Work order 1. In the PropCo seed investment article below, condense the paragraph beginning "Unlike VCs, traditional real estate investors" into a short bulleted list that keeps its main facts.
Work order 2. According to the PropCo seed investment article below, how large are the commitments real estate investors are making to seed the portfolios of emerging OpCo-PropCo sponsors?

Selected text.
Three Emerging Models for PropCo "Seed" Investments
Real estate investors are defining their own version of venture investing, making $10mm+ commitments to seed the real estate portfolios of emerging OpCo-PropCo sponsors. But strings are attached.
Today’s Thesis Driven is a guest letter from Paul Stanton & Sandor Valner, Co-Founders and Partners at Proptech Bankers, where they advise real estate clients–including OpCo-PropCos–on structuring and capitalization.
Unlike VCs, traditional real estate investors are not compensated for taking big risks on small investments. Their business models rely on consistent “singles” and “doubles” – not a few home runs. And institutional real estate investors look to deploy large checks into each thesis they embrace.
On the other hand, many tech-enabled real estate operating companies, or OpCos, cannot provide a clear path to a 5x return targeted by VCs, and their PropCos are too small and lack the track record to attract traditional real estate investors. But a handful of investors are pioneering new investment structures to capture the upside of investing early in OpCo-Propco concepts and other emerging real estate business models.

Information.
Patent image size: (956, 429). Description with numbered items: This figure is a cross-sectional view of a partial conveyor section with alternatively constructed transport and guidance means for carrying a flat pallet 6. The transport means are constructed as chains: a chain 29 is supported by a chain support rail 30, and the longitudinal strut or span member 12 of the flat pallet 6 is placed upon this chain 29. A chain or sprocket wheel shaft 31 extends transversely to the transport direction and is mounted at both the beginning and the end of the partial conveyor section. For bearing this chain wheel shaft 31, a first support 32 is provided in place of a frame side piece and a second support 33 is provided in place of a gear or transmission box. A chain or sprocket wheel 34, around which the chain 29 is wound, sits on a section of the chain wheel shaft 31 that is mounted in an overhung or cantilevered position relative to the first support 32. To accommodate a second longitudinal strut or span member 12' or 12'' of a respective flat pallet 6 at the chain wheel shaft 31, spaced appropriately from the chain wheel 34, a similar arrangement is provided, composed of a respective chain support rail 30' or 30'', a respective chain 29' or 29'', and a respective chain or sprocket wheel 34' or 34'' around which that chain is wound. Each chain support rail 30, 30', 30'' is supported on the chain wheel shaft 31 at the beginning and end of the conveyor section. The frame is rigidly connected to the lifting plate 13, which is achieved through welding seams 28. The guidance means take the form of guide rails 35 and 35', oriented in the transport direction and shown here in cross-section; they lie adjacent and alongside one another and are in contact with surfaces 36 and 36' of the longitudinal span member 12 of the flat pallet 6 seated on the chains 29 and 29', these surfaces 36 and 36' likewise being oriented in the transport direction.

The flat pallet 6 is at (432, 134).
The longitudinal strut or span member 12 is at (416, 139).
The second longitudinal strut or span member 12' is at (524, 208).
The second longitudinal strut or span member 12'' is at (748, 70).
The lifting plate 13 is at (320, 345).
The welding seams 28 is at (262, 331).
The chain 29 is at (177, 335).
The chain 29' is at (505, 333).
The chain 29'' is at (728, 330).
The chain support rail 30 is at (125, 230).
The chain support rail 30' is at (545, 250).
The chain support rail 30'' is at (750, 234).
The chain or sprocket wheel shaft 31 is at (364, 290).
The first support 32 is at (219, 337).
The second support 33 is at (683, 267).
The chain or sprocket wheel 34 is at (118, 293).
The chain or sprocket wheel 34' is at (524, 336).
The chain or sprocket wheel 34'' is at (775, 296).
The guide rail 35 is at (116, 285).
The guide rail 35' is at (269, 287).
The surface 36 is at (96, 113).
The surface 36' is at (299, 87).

Exercise output 1.
- Unlike VCs, traditional real estate investors aren't compensated for big risks on small investments.
- Their business models depend on steady "singles" and "doubles," not a few home runs.
- Institutional real estate investors want to deploy large checks into each thesis they adopt.

Exercise output 2. $10mm+.